** Start of INFORMATION PROVIDED **

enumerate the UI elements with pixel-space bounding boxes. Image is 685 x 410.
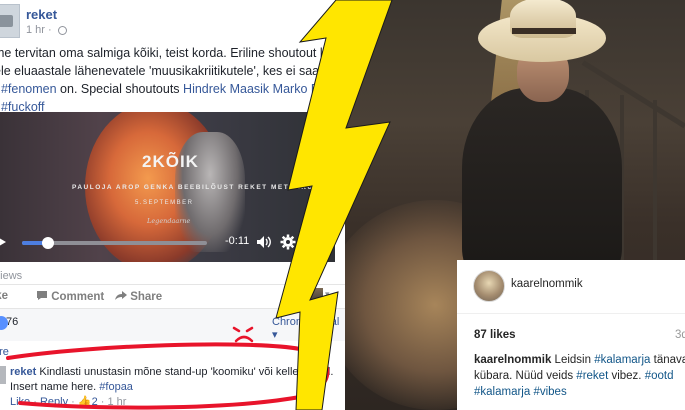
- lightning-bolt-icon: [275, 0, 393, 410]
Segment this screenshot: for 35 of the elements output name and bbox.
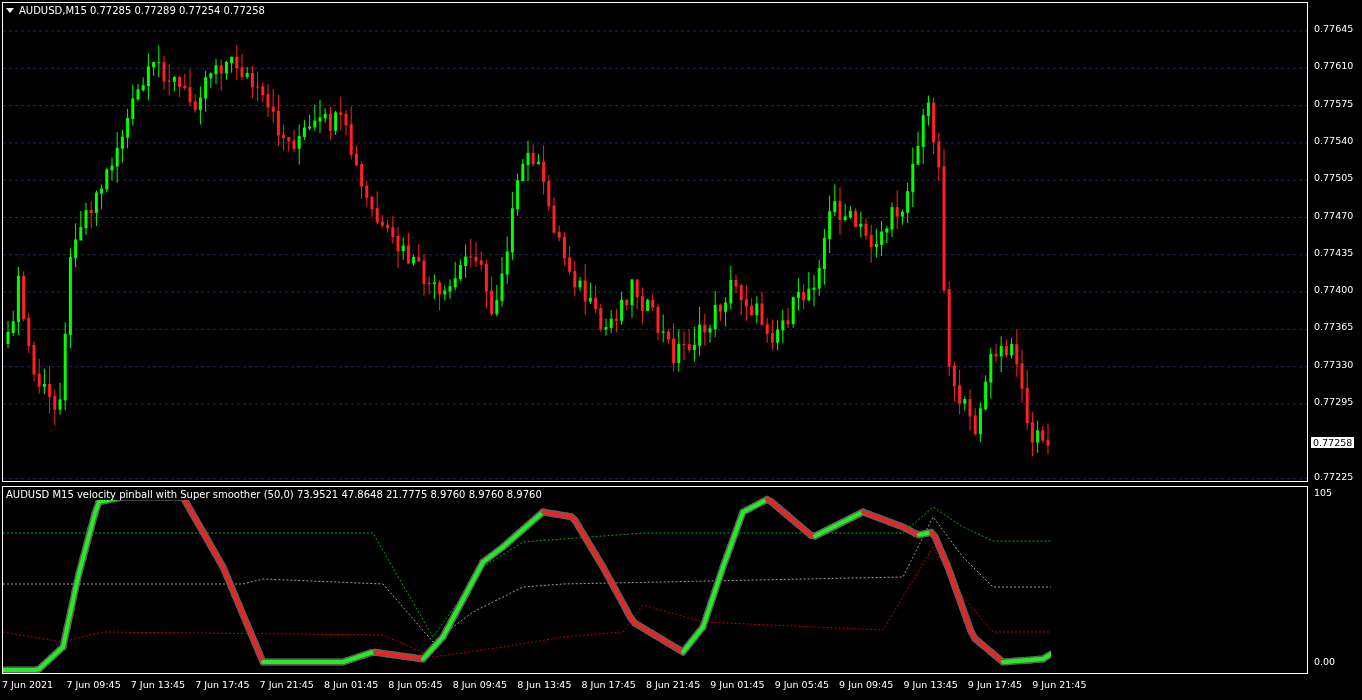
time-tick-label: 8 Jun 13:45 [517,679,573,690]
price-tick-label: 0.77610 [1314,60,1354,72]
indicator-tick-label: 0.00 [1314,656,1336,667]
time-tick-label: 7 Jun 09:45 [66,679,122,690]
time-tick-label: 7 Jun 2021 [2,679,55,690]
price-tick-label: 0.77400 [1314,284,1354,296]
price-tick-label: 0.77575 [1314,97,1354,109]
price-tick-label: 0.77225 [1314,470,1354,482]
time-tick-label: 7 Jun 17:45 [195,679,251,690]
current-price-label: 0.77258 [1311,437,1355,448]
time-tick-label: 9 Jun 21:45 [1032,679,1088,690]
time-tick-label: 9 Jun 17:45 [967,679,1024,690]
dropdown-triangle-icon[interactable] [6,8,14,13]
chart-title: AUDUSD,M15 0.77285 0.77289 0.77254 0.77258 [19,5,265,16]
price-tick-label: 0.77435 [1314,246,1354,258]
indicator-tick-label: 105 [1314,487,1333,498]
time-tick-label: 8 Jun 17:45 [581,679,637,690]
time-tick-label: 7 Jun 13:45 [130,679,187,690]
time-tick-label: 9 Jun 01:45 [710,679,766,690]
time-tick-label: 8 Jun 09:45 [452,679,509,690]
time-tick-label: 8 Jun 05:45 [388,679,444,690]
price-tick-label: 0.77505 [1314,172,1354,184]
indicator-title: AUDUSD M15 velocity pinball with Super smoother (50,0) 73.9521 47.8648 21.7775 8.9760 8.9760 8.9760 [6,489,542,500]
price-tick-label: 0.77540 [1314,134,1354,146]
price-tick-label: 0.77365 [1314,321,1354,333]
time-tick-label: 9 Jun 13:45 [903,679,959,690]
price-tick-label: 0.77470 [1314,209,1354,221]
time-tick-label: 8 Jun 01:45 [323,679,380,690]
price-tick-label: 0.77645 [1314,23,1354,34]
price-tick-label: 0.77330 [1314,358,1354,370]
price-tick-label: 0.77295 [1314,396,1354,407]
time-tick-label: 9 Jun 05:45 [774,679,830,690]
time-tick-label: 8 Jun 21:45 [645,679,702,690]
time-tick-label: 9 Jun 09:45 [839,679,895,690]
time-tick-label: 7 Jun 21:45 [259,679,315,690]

** End of INFORMATION PROVIDED **

EXERCISE REQUIREMENTS :: Arrange the material above as a numbered list, beginning at the line that contains "- lightning-bolt-icon: [275, 0, 393, 410]" and stopping after the line that contains "Segment this screenshot: for". Omit any blank lines.

RESULT OF THIS TASK ::
1. - lightning-bolt-icon: [275, 0, 393, 410]
2. Segment this screenshot: for 35 of the elements output name and bbox.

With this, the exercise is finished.